> **GOAL**
Reproduce each of the following entries verbatim, line for line, omitting the pictures.

> **DATASET ROWS**
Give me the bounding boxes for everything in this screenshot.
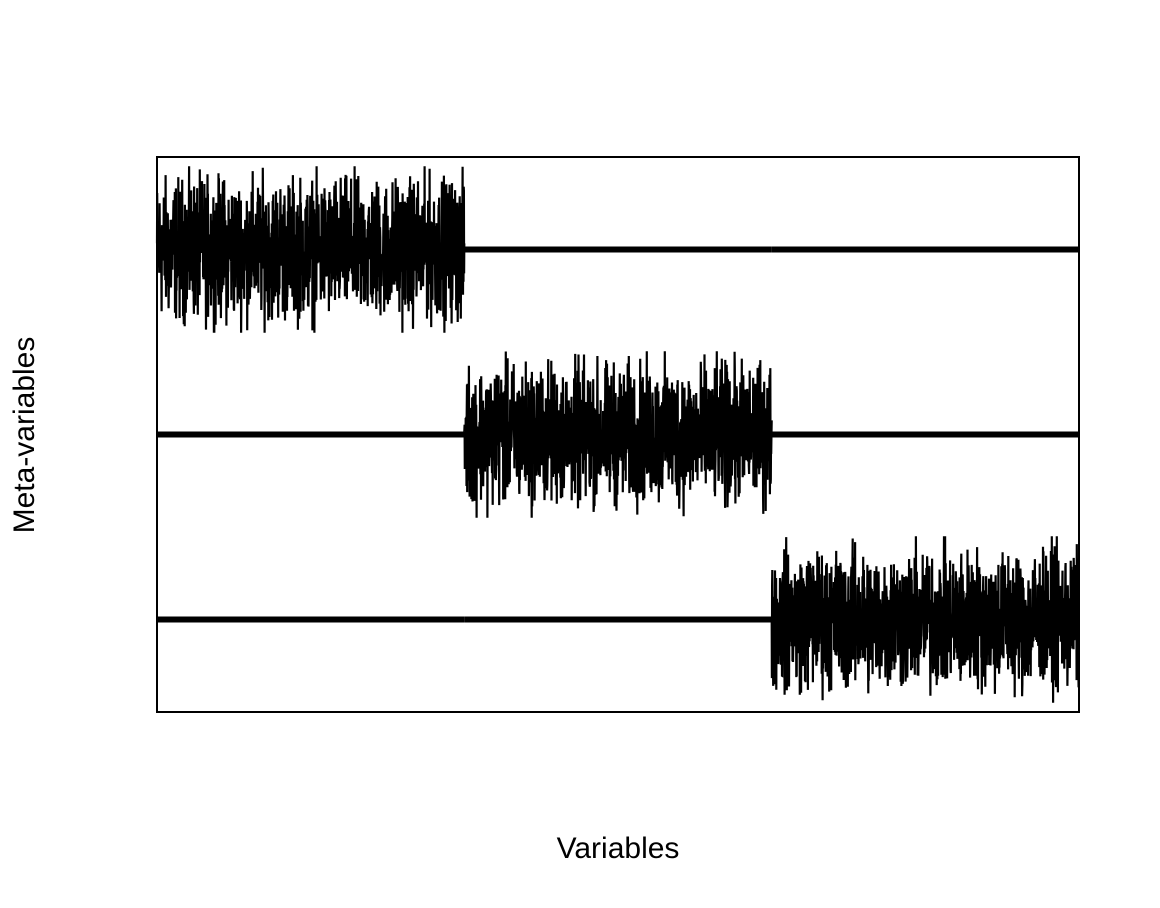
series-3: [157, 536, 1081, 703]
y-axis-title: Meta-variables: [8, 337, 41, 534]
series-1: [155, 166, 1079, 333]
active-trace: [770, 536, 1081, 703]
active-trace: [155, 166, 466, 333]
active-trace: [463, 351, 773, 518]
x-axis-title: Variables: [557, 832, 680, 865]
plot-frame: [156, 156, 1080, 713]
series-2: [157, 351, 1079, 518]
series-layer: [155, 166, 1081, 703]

> **RESPONSE TO THIS EXERCISE**
Give me the bounding boxes for everything in this screenshot.
series-3: [157, 536, 1081, 703]
y-axis-title: Meta-variables: [8, 337, 41, 534]
series-1: [155, 166, 1079, 333]
active-trace: [770, 536, 1081, 703]
active-trace: [155, 166, 466, 333]
active-trace: [463, 351, 773, 518]
x-axis-title: Variables: [557, 832, 680, 865]
plot-frame: [156, 156, 1080, 713]
series-2: [157, 351, 1079, 518]
series-layer: [155, 166, 1081, 703]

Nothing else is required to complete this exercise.